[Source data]
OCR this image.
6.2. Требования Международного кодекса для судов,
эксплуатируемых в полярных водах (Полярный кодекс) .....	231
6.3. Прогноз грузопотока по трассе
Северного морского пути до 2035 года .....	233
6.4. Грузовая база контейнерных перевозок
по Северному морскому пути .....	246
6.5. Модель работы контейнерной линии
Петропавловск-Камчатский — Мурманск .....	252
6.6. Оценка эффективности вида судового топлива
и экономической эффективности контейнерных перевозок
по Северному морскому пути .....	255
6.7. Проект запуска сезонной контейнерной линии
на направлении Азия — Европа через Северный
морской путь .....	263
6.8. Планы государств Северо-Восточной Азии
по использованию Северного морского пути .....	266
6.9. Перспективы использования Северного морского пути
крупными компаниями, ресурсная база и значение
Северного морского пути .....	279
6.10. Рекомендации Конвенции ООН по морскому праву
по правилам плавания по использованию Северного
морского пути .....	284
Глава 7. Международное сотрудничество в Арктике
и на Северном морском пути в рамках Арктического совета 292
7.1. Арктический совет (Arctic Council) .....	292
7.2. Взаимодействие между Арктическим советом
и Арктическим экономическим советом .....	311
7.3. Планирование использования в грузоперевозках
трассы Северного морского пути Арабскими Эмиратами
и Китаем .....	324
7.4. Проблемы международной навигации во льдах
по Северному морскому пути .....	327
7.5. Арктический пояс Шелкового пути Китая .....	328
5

▶ _Description of the task_:
Retype all of the material above with every character intact.

▶ _Correct answer_:
OCR this image.
6.2. Требования Международного кодекса для судов,
эксплуатируемых в полярных водах (Полярный кодекс) .....	231
6.3. Прогноз грузопотока по трассе
Северного морского пути до 2035 года .....	233
6.4. Грузовая база контейнерных перевозок
по Северному морскому пути .....	246
6.5. Модель работы контейнерной линии
Петропавловск-Камчатский — Мурманск .....	252
6.6. Оценка эффективности вида судового топлива
и экономической эффективности контейнерных перевозок
по Северному морскому пути .....	255
6.7. Проект запуска сезонной контейнерной линии
на направлении Азия — Европа через Северный
морской путь .....	263
6.8. Планы государств Северо-Восточной Азии
по использованию Северного морского пути .....	266
6.9. Перспективы использования Северного морского пути
крупными компаниями, ресурсная база и значение
Северного морского пути .....	279
6.10. Рекомендации Конвенции ООН по морскому праву
по правилам плавания по использованию Северного
морского пути .....	284
Глава 7. Международное сотрудничество в Арктике
и на Северном морском пути в рамках Арктического совета 292
7.1. Арктический совет (Arctic Council) .....	292
7.2. Взаимодействие между Арктическим советом
и Арктическим экономическим советом .....	311
7.3. Планирование использования в грузоперевозках
трассы Северного морского пути Арабскими Эмиратами
и Китаем .....	324
7.4. Проблемы международной навигации во льдах
по Северному морскому пути .....	327
7.5. Арктический пояс Шелкового пути Китая .....	328
5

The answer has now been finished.